Look through the records that follow. Copy every line containing the word "here".
===== Rows =====
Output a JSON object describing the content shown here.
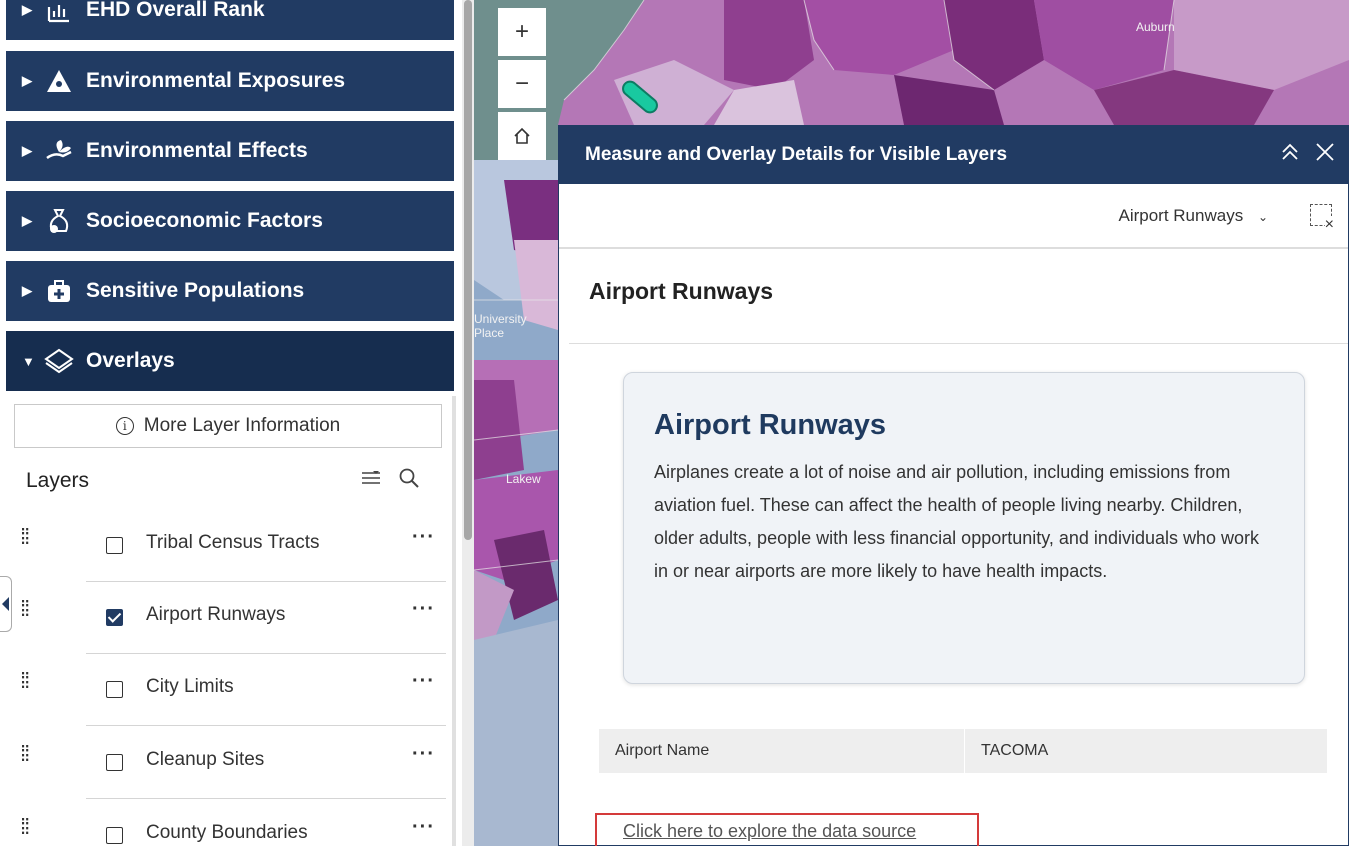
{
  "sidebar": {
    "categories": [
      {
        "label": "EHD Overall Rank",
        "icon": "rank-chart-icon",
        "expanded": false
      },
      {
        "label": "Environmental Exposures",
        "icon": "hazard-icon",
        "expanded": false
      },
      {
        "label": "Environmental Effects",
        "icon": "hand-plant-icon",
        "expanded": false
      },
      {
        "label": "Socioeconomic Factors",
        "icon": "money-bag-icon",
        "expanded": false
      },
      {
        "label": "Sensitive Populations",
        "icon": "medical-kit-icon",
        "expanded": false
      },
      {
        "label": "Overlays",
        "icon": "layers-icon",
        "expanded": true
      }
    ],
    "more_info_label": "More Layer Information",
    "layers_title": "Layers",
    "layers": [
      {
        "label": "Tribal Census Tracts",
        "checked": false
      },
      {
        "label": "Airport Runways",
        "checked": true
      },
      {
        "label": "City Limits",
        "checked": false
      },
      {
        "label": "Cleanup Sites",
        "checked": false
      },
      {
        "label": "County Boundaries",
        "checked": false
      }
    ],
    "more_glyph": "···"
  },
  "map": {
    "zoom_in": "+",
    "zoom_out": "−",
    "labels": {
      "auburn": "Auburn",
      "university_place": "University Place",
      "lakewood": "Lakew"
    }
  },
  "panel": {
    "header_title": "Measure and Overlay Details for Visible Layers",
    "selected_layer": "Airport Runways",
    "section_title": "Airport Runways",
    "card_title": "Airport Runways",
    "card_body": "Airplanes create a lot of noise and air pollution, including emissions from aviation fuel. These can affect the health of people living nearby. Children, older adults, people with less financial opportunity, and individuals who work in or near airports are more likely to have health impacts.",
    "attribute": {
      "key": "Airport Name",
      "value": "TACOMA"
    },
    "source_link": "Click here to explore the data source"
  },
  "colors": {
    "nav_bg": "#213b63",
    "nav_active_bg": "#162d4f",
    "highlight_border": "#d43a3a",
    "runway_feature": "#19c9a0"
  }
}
=====
**Solution for this exercise:**
Output a JSON object describing the content shown here.
    "source_link": "Click here to explore the data source"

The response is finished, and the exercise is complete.